AIM -
Could you transcribe every record below exactly as written, leaving out any pictures?

──────

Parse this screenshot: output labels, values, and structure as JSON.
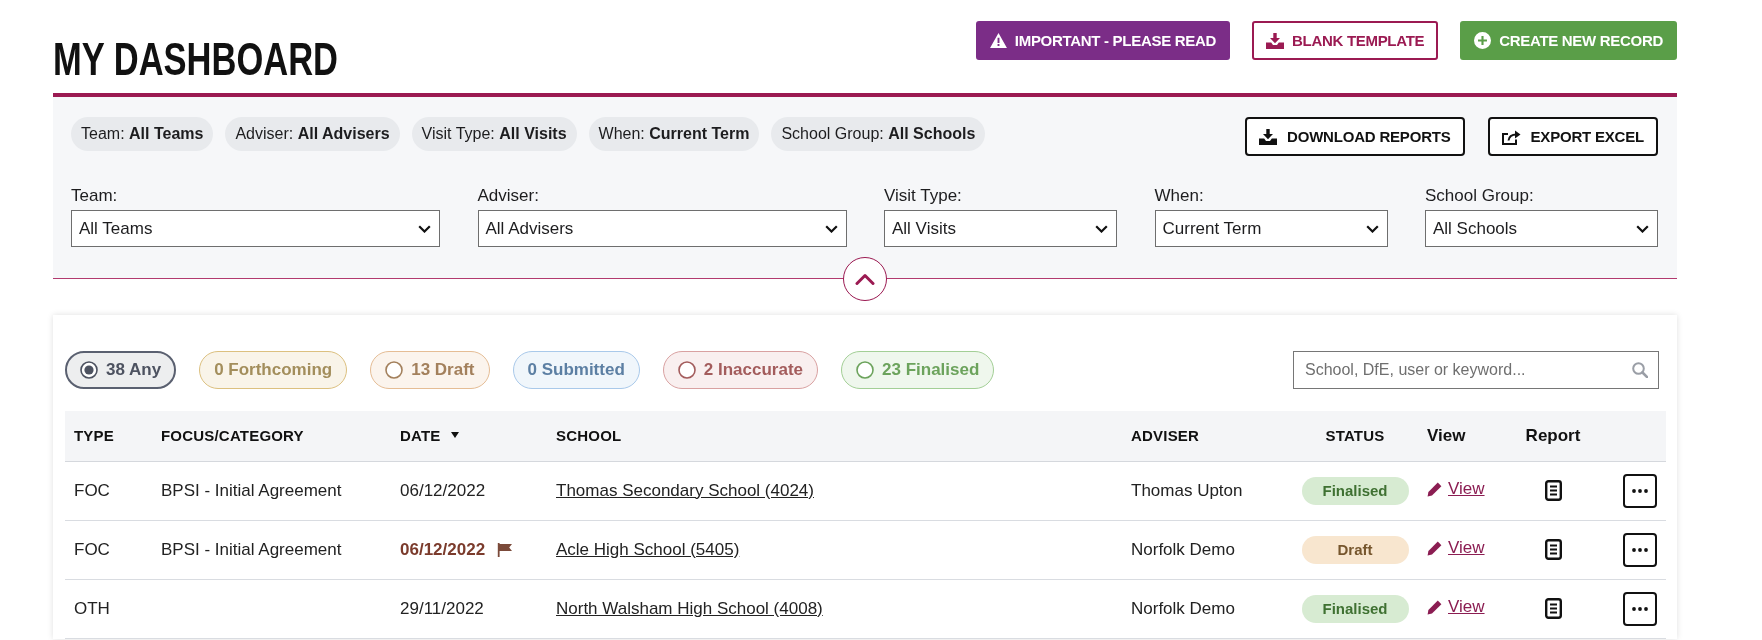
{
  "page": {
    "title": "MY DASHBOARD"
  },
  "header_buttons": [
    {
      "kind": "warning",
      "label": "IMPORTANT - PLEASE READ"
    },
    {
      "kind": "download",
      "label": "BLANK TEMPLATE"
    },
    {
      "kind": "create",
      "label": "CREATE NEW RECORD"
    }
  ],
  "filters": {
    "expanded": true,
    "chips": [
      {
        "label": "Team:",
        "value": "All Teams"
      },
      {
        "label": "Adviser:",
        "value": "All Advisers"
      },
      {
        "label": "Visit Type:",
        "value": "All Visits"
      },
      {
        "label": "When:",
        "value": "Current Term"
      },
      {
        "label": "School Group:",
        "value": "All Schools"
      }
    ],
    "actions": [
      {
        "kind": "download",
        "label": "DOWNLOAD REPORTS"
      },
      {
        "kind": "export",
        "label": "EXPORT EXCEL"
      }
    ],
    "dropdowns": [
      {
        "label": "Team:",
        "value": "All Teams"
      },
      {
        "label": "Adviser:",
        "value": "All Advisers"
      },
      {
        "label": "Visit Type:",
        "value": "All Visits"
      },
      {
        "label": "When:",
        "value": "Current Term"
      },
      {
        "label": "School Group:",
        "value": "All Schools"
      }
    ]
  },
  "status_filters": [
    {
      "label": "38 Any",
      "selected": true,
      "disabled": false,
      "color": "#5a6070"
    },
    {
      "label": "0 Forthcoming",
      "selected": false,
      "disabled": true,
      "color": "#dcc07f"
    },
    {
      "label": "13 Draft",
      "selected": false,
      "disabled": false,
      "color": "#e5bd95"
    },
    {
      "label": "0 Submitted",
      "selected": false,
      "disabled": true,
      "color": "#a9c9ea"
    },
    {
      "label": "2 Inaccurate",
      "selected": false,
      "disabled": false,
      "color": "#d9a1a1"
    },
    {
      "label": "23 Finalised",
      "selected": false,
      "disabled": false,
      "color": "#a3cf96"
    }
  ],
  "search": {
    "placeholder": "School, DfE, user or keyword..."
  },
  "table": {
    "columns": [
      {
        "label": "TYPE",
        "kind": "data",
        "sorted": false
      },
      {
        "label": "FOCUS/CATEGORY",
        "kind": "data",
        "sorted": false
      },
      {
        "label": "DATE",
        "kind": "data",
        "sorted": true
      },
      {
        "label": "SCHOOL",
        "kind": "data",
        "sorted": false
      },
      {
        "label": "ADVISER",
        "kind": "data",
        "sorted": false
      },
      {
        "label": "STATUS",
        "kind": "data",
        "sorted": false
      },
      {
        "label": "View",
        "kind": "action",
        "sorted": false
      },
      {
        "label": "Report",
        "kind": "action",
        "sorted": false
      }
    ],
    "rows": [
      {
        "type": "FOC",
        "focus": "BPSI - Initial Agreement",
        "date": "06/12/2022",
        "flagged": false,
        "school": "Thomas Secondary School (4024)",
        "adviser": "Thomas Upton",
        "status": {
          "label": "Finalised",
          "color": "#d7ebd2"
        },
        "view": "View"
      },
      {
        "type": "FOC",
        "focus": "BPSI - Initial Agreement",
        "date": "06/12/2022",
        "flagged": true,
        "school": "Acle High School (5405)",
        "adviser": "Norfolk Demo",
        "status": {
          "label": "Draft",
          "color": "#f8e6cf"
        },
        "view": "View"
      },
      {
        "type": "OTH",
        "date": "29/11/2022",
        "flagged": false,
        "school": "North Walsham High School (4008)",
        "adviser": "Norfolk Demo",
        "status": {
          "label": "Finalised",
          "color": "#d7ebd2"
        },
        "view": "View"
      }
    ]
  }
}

──────

EXERCISE SOLUTION -
Parse this screenshot: output labels, values, and structure as JSON.
{
  "page": {
    "title": "MY DASHBOARD"
  },
  "header_buttons": [
    {
      "kind": "warning",
      "label": "IMPORTANT - PLEASE READ"
    },
    {
      "kind": "download",
      "label": "BLANK TEMPLATE"
    },
    {
      "kind": "create",
      "label": "CREATE NEW RECORD"
    }
  ],
  "filters": {
    "expanded": true,
    "chips": [
      {
        "label": "Team:",
        "value": "All Teams"
      },
      {
        "label": "Adviser:",
        "value": "All Advisers"
      },
      {
        "label": "Visit Type:",
        "value": "All Visits"
      },
      {
        "label": "When:",
        "value": "Current Term"
      },
      {
        "label": "School Group:",
        "value": "All Schools"
      }
    ],
    "actions": [
      {
        "kind": "download",
        "label": "DOWNLOAD REPORTS"
      },
      {
        "kind": "export",
        "label": "EXPORT EXCEL"
      }
    ],
    "dropdowns": [
      {
        "label": "Team:",
        "value": "All Teams"
      },
      {
        "label": "Adviser:",
        "value": "All Advisers"
      },
      {
        "label": "Visit Type:",
        "value": "All Visits"
      },
      {
        "label": "When:",
        "value": "Current Term"
      },
      {
        "label": "School Group:",
        "value": "All Schools"
      }
    ]
  },
  "status_filters": [
    {
      "label": "38 Any",
      "selected": true,
      "disabled": false,
      "color": "#5a6070"
    },
    {
      "label": "0 Forthcoming",
      "selected": false,
      "disabled": true,
      "color": "#dcc07f"
    },
    {
      "label": "13 Draft",
      "selected": false,
      "disabled": false,
      "color": "#e5bd95"
    },
    {
      "label": "0 Submitted",
      "selected": false,
      "disabled": true,
      "color": "#a9c9ea"
    },
    {
      "label": "2 Inaccurate",
      "selected": false,
      "disabled": false,
      "color": "#d9a1a1"
    },
    {
      "label": "23 Finalised",
      "selected": false,
      "disabled": false,
      "color": "#a3cf96"
    }
  ],
  "search": {
    "placeholder": "School, DfE, user or keyword..."
  },
  "table": {
    "columns": [
      {
        "label": "TYPE",
        "kind": "data",
        "sorted": false
      },
      {
        "label": "FOCUS/CATEGORY",
        "kind": "data",
        "sorted": false
      },
      {
        "label": "DATE",
        "kind": "data",
        "sorted": true
      },
      {
        "label": "SCHOOL",
        "kind": "data",
        "sorted": false
      },
      {
        "label": "ADVISER",
        "kind": "data",
        "sorted": false
      },
      {
        "label": "STATUS",
        "kind": "data",
        "sorted": false
      },
      {
        "label": "View",
        "kind": "action",
        "sorted": false
      },
      {
        "label": "Report",
        "kind": "action",
        "sorted": false
      }
    ],
    "rows": [
      {
        "type": "FOC",
        "focus": "BPSI - Initial Agreement",
        "date": "06/12/2022",
        "flagged": false,
        "school": "Thomas Secondary School (4024)",
        "adviser": "Thomas Upton",
        "status": {
          "label": "Finalised",
          "color": "#d7ebd2"
        },
        "view": "View"
      },
      {
        "type": "FOC",
        "focus": "BPSI - Initial Agreement",
        "date": "06/12/2022",
        "flagged": true,
        "school": "Acle High School (5405)",
        "adviser": "Norfolk Demo",
        "status": {
          "label": "Draft",
          "color": "#f8e6cf"
        },
        "view": "View"
      },
      {
        "type": "OTH",
        "date": "29/11/2022",
        "flagged": false,
        "school": "North Walsham High School (4008)",
        "adviser": "Norfolk Demo",
        "status": {
          "label": "Finalised",
          "color": "#d7ebd2"
        },
        "view": "View"
      }
    ]
  }
}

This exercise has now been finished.